WHAT IS ASKED: Please write out the material below exactly as given.

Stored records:
◆ ◆ ◆ ◆ ◆ ◆ ◆

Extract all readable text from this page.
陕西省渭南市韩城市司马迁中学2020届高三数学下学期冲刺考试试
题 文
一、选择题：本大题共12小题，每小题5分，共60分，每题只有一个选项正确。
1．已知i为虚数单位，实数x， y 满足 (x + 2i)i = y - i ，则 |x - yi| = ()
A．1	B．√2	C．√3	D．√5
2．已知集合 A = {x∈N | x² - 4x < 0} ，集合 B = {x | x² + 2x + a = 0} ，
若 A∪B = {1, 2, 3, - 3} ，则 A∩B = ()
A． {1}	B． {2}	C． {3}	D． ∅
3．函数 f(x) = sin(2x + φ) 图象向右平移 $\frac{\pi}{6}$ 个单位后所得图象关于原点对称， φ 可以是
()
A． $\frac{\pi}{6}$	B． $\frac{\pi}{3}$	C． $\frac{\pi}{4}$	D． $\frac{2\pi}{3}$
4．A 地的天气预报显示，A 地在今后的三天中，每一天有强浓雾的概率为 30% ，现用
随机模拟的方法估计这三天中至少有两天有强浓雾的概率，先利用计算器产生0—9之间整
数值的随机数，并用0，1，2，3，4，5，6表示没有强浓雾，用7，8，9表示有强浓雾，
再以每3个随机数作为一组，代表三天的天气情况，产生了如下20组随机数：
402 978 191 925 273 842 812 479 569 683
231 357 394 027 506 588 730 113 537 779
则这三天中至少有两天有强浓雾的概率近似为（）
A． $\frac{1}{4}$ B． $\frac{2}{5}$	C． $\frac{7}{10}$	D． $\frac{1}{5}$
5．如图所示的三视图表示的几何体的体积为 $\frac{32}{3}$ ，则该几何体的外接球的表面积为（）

◆ ◆ ◆ ◆ ◆ ◆ ◆

WRITTEN ANSWER:
Extract all readable text from this page.
陕西省渭南市韩城市司马迁中学2020届高三数学下学期冲刺考试试
题 文
一、选择题：本大题共12小题，每小题5分，共60分，每题只有一个选项正确。
1．已知i为虚数单位，实数x， y 满足 (x + 2i)i = y - i ，则 |x - yi| = ()
A．1	B．√2	C．√3	D．√5
2．已知集合 A = {x∈N | x² - 4x < 0} ，集合 B = {x | x² + 2x + a = 0} ，
若 A∪B = {1, 2, 3, - 3} ，则 A∩B = ()
A． {1}	B． {2}	C． {3}	D． ∅
3．函数 f(x) = sin(2x + φ) 图象向右平移 $\frac{\pi}{6}$ 个单位后所得图象关于原点对称， φ 可以是
()
A． $\frac{\pi}{6}$	B． $\frac{\pi}{3}$	C． $\frac{\pi}{4}$	D． $\frac{2\pi}{3}$
4．A 地的天气预报显示，A 地在今后的三天中，每一天有强浓雾的概率为 30% ，现用
随机模拟的方法估计这三天中至少有两天有强浓雾的概率，先利用计算器产生0—9之间整
数值的随机数，并用0，1，2，3，4，5，6表示没有强浓雾，用7，8，9表示有强浓雾，
再以每3个随机数作为一组，代表三天的天气情况，产生了如下20组随机数：
402 978 191 925 273 842 812 479 569 683
231 357 394 027 506 588 730 113 537 779
则这三天中至少有两天有强浓雾的概率近似为（）
A． $\frac{1}{4}$ B． $\frac{2}{5}$	C． $\frac{7}{10}$	D． $\frac{1}{5}$
5．如图所示的三视图表示的几何体的体积为 $\frac{32}{3}$ ，则该几何体的外接球的表面积为（）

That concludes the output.